— begin —

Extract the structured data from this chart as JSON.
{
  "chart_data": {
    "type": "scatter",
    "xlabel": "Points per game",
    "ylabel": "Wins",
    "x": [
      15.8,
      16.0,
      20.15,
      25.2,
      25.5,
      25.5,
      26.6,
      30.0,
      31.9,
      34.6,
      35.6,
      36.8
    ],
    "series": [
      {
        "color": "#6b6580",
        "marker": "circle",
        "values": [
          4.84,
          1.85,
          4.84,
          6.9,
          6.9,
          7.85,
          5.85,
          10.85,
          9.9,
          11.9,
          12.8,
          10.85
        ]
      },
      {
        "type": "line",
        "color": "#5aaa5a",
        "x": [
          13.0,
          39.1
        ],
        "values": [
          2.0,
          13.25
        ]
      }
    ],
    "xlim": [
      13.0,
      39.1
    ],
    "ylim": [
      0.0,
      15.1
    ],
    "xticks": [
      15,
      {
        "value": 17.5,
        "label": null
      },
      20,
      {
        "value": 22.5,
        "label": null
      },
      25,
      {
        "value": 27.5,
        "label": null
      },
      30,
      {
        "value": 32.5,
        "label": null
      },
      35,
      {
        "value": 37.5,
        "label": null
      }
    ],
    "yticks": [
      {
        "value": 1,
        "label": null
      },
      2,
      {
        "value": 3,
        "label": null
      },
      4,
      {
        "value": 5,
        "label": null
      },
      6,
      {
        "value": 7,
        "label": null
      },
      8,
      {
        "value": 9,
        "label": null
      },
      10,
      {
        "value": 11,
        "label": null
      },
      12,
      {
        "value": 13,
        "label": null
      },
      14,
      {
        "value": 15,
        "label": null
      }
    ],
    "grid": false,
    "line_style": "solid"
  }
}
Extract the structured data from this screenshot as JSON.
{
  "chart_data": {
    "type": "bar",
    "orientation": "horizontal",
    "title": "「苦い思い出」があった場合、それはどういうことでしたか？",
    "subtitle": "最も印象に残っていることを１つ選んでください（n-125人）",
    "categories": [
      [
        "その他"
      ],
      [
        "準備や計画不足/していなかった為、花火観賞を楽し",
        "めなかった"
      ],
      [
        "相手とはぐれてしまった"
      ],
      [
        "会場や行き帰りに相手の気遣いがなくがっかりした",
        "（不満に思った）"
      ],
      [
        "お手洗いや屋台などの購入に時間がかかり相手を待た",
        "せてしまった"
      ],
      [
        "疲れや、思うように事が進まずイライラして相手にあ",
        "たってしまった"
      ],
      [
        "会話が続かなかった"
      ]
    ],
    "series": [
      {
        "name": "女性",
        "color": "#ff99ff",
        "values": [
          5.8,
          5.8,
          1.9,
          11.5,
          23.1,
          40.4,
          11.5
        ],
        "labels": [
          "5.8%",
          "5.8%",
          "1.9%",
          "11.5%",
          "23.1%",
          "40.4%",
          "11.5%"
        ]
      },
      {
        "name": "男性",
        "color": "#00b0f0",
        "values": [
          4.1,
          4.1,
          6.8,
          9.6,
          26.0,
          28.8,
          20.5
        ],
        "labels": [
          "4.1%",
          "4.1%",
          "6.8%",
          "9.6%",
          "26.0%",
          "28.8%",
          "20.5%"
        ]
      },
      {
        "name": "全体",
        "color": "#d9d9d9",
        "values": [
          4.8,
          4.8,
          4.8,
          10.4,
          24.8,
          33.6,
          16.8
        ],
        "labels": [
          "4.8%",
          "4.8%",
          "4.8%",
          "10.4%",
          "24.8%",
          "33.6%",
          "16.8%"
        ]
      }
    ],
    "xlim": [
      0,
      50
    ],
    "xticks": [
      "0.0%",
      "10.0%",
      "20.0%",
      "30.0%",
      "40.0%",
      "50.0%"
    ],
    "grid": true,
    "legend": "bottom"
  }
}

— end —

What you are asked to do:
The records above are to be copied in full, exactly as written.

Completed task:
Extract the structured data from this chart as JSON.
{
  "chart_data": {
    "type": "scatter",
    "xlabel": "Points per game",
    "ylabel": "Wins",
    "x": [
      15.8,
      16.0,
      20.15,
      25.2,
      25.5,
      25.5,
      26.6,
      30.0,
      31.9,
      34.6,
      35.6,
      36.8
    ],
    "series": [
      {
        "color": "#6b6580",
        "marker": "circle",
        "values": [
          4.84,
          1.85,
          4.84,
          6.9,
          6.9,
          7.85,
          5.85,
          10.85,
          9.9,
          11.9,
          12.8,
          10.85
        ]
      },
      {
        "type": "line",
        "color": "#5aaa5a",
        "x": [
          13.0,
          39.1
        ],
        "values": [
          2.0,
          13.25
        ]
      }
    ],
    "xlim": [
      13.0,
      39.1
    ],
    "ylim": [
      0.0,
      15.1
    ],
    "xticks": [
      15,
      {
        "value": 17.5,
        "label": null
      },
      20,
      {
        "value": 22.5,
        "label": null
      },
      25,
      {
        "value": 27.5,
        "label": null
      },
      30,
      {
        "value": 32.5,
        "label": null
      },
      35,
      {
        "value": 37.5,
        "label": null
      }
    ],
    "yticks": [
      {
        "value": 1,
        "label": null
      },
      2,
      {
        "value": 3,
        "label": null
      },
      4,
      {
        "value": 5,
        "label": null
      },
      6,
      {
        "value": 7,
        "label": null
      },
      8,
      {
        "value": 9,
        "label": null
      },
      10,
      {
        "value": 11,
        "label": null
      },
      12,
      {
        "value": 13,
        "label": null
      },
      14,
      {
        "value": 15,
        "label": null
      }
    ],
    "grid": false,
    "line_style": "solid"
  }
}
Extract the structured data from this screenshot as JSON.
{
  "chart_data": {
    "type": "bar",
    "orientation": "horizontal",
    "title": "「苦い思い出」があった場合、それはどういうことでしたか？",
    "subtitle": "最も印象に残っていることを１つ選んでください（n-125人）",
    "categories": [
      [
        "その他"
      ],
      [
        "準備や計画不足/していなかった為、花火観賞を楽し",
        "めなかった"
      ],
      [
        "相手とはぐれてしまった"
      ],
      [
        "会場や行き帰りに相手の気遣いがなくがっかりした",
        "（不満に思った）"
      ],
      [
        "お手洗いや屋台などの購入に時間がかかり相手を待た",
        "せてしまった"
      ],
      [
        "疲れや、思うように事が進まずイライラして相手にあ",
        "たってしまった"
      ],
      [
        "会話が続かなかった"
      ]
    ],
    "series": [
      {
        "name": "女性",
        "color": "#ff99ff",
        "values": [
          5.8,
          5.8,
          1.9,
          11.5,
          23.1,
          40.4,
          11.5
        ],
        "labels": [
          "5.8%",
          "5.8%",
          "1.9%",
          "11.5%",
          "23.1%",
          "40.4%",
          "11.5%"
        ]
      },
      {
        "name": "男性",
        "color": "#00b0f0",
        "values": [
          4.1,
          4.1,
          6.8,
          9.6,
          26.0,
          28.8,
          20.5
        ],
        "labels": [
          "4.1%",
          "4.1%",
          "6.8%",
          "9.6%",
          "26.0%",
          "28.8%",
          "20.5%"
        ]
      },
      {
        "name": "全体",
        "color": "#d9d9d9",
        "values": [
          4.8,
          4.8,
          4.8,
          10.4,
          24.8,
          33.6,
          16.8
        ],
        "labels": [
          "4.8%",
          "4.8%",
          "4.8%",
          "10.4%",
          "24.8%",
          "33.6%",
          "16.8%"
        ]
      }
    ],
    "xlim": [
      0,
      50
    ],
    "xticks": [
      "0.0%",
      "10.0%",
      "20.0%",
      "30.0%",
      "40.0%",
      "50.0%"
    ],
    "grid": true,
    "legend": "bottom"
  }
}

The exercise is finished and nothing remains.